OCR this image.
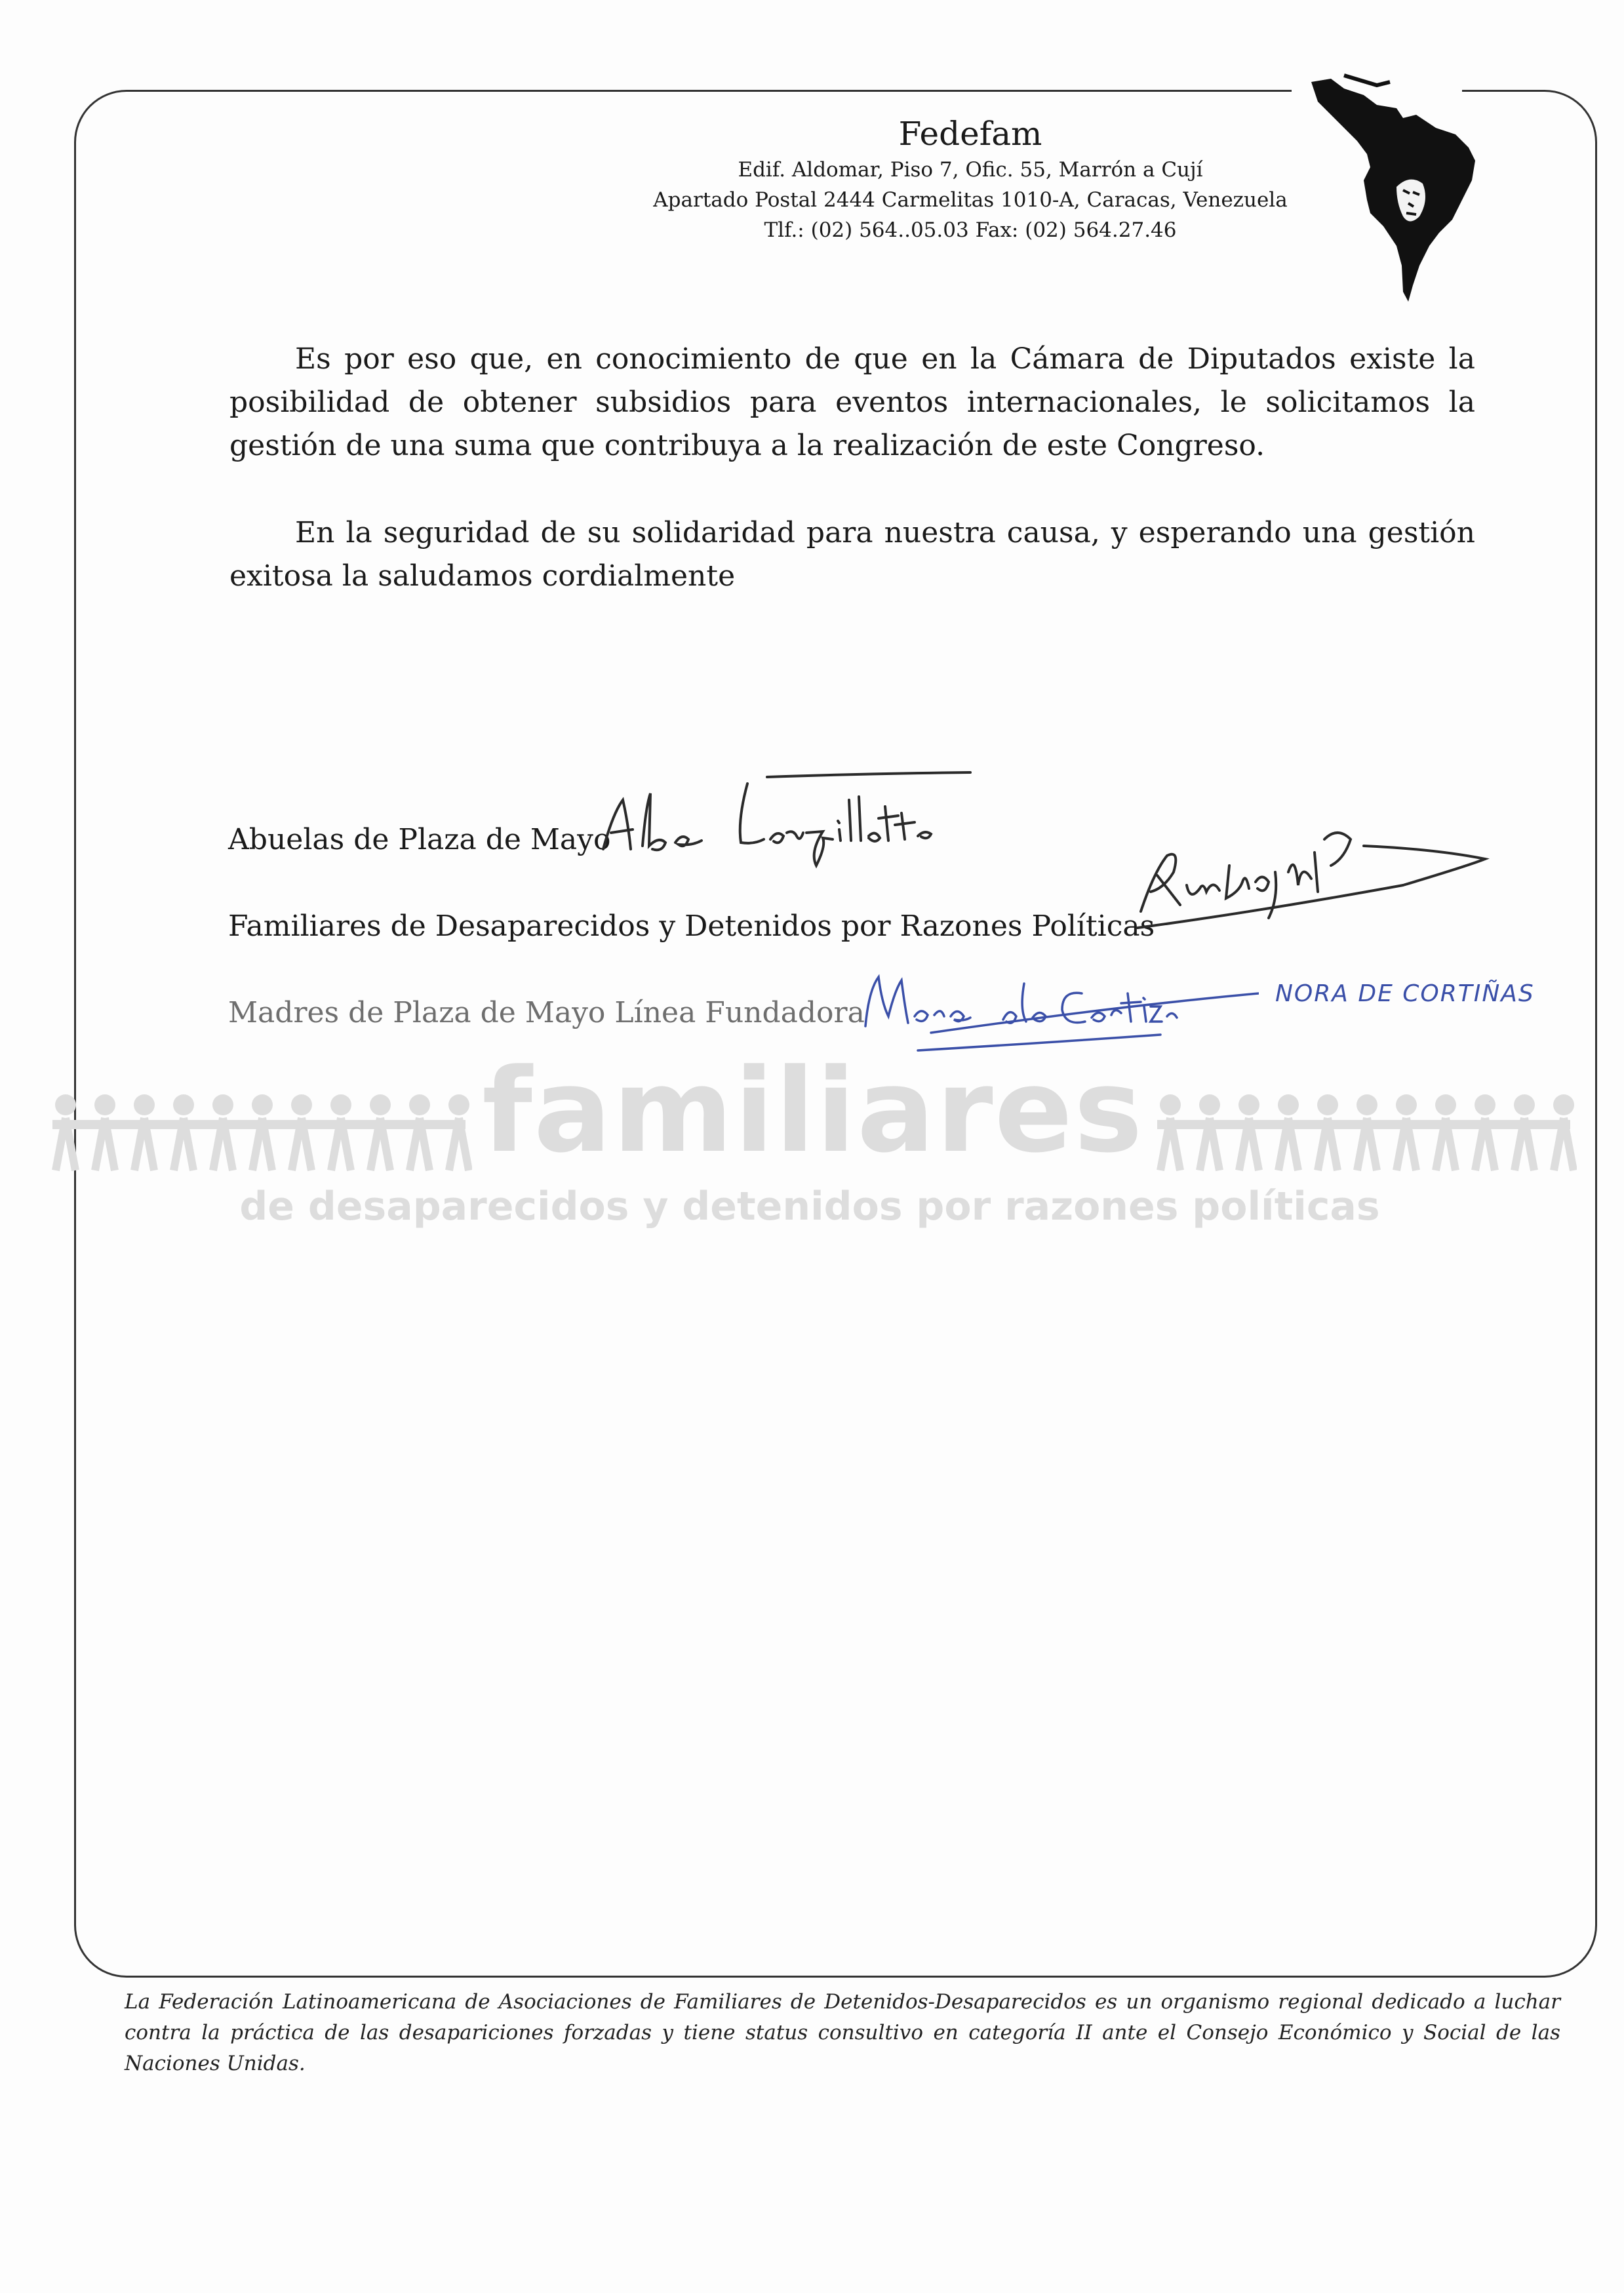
Fedefam
Edif. Aldomar, Piso 7, Ofic. 55, Marrón a Cují
Apartado Postal 2444 Carmelitas 1010-A, Caracas, Venezuela
Tlf.: (02) 564..05.03 Fax: (02) 564.27.46
Es por eso que, en conocimiento de que en la Cámara de Diputados existe la posibilidad de obtener subsidios para eventos internacionales, le solicitamos la gestión de una suma que contribuya a la realización de este Congreso.
En la seguridad de su solidaridad para nuestra causa, y esperando una gestión exitosa la saludamos cordialmente
familiares
de desaparecidos y detenidos por razones políticas
Abuelas de Plaza de Mayo
Familiares de Desaparecidos y Detenidos por Razones Políticas
Madres de Plaza de Mayo Línea Fundadora
NORA DE CORTIÑAS
La Federación Latinoamericana de Asociaciones de Familiares de Detenidos-Desaparecidos es un organismo regional dedicado a luchar contra la práctica de las desapariciones forzadas y tiene status consultivo en categoría II ante el Consejo Económico y Social de las Naciones Unidas.
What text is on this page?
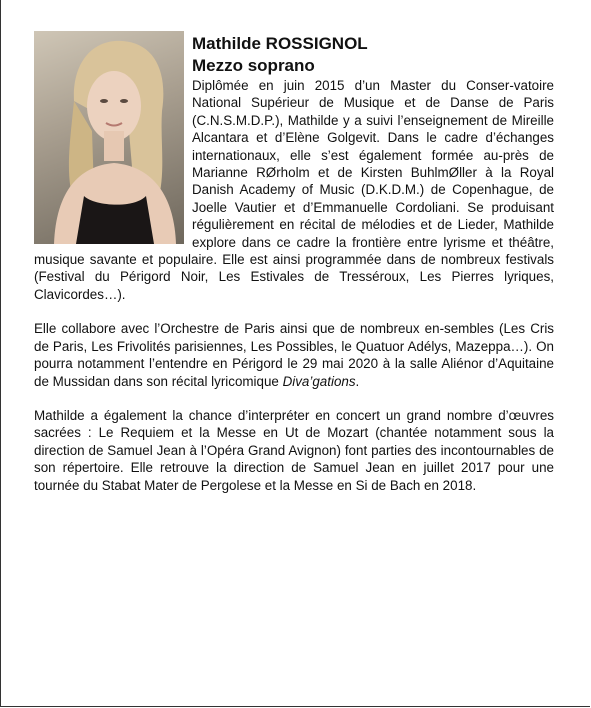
Mathilde ROSSIGNOL
Mezzo soprano

Diplômée en juin 2015 d’un Master du Conser-vatoire National Supérieur de Musique et de Danse de Paris (C.N.S.M.D.P.), Mathilde y a suivi l’enseignement de Mireille Alcantara et d’Elène Golgevit. Dans le cadre d’échanges internationaux, elle s’est également formée au-près de Marianne RØrholm et de Kirsten BuhlmØller à la Royal Danish Academy of Music (D.K.D.M.) de Copenhague, de Joelle Vautier et d’Emmanuelle Cordoliani. Se produisant régulièrement en récital de mélodies et de Lieder, Mathilde explore dans ce cadre la frontière entre lyrisme et théâtre, musique savante et populaire. Elle est ainsi programmée dans de nombreux festivals (Festival du Périgord Noir, Les Estivales de Tresséroux, Les Pierres lyriques, Clavicordes…).

Elle collabore avec l’Orchestre de Paris ainsi que de nombreux en-sembles (Les Cris de Paris, Les Frivolités parisiennes, Les Possibles, le Quatuor Adélys, Mazeppa…). On pourra notamment l’entendre en Périgord le 29 mai 2020 à la salle Aliénor d’Aquitaine de Mussidan dans son récital lyricomique Diva’gations.

Mathilde a également la chance d’interpréter en concert un grand nombre d’œuvres sacrées : Le Requiem et la Messe en Ut de Mozart (chantée notamment sous la direction de Samuel Jean à l’Opéra Grand Avignon) font parties des incontournables de son répertoire. Elle retrouve la direction de Samuel Jean en juillet 2017 pour une tournée du Stabat Mater de Pergolese et la Messe en Si de Bach en 2018.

::::

What to work on: Print out every entry above without changing a word, and leave out the pictures.

Complete answer:
OCR this image.
Fedefam
Edif. Aldomar, Piso 7, Ofic. 55, Marrón a Cují
Apartado Postal 2444 Carmelitas 1010-A, Caracas, Venezuela
Tlf.: (02) 564..05.03 Fax: (02) 564.27.46
Es por eso que, en conocimiento de que en la Cámara de Diputados existe la posibilidad de obtener subsidios para eventos internacionales, le solicitamos la gestión de una suma que contribuya a la realización de este Congreso.
En la seguridad de su solidaridad para nuestra causa, y esperando una gestión exitosa la saludamos cordialmente
familiares
de desaparecidos y detenidos por razones políticas
Abuelas de Plaza de Mayo
Familiares de Desaparecidos y Detenidos por Razones Políticas
Madres de Plaza de Mayo Línea Fundadora
NORA DE CORTIÑAS
La Federación Latinoamericana de Asociaciones de Familiares de Detenidos-Desaparecidos es un organismo regional dedicado a luchar contra la práctica de las desapariciones forzadas y tiene status consultivo en categoría II ante el Consejo Económico y Social de las Naciones Unidas.
What text is on this page?
Mathilde ROSSIGNOL
Mezzo soprano

Diplômée en juin 2015 d’un Master du Conser-vatoire National Supérieur de Musique et de Danse de Paris (C.N.S.M.D.P.), Mathilde y a suivi l’enseignement de Mireille Alcantara et d’Elène Golgevit. Dans le cadre d’échanges internationaux, elle s’est également formée au-près de Marianne RØrholm et de Kirsten BuhlmØller à la Royal Danish Academy of Music (D.K.D.M.) de Copenhague, de Joelle Vautier et d’Emmanuelle Cordoliani. Se produisant régulièrement en récital de mélodies et de Lieder, Mathilde explore dans ce cadre la frontière entre lyrisme et théâtre, musique savante et populaire. Elle est ainsi programmée dans de nombreux festivals (Festival du Périgord Noir, Les Estivales de Tresséroux, Les Pierres lyriques, Clavicordes…).

Elle collabore avec l’Orchestre de Paris ainsi que de nombreux en-sembles (Les Cris de Paris, Les Frivolités parisiennes, Les Possibles, le Quatuor Adélys, Mazeppa…). On pourra notamment l’entendre en Périgord le 29 mai 2020 à la salle Aliénor d’Aquitaine de Mussidan dans son récital lyricomique Diva’gations.

Mathilde a également la chance d’interpréter en concert un grand nombre d’œuvres sacrées : Le Requiem et la Messe en Ut de Mozart (chantée notamment sous la direction de Samuel Jean à l’Opéra Grand Avignon) font parties des incontournables de son répertoire. Elle retrouve la direction de Samuel Jean en juillet 2017 pour une tournée du Stabat Mater de Pergolese et la Messe en Si de Bach en 2018.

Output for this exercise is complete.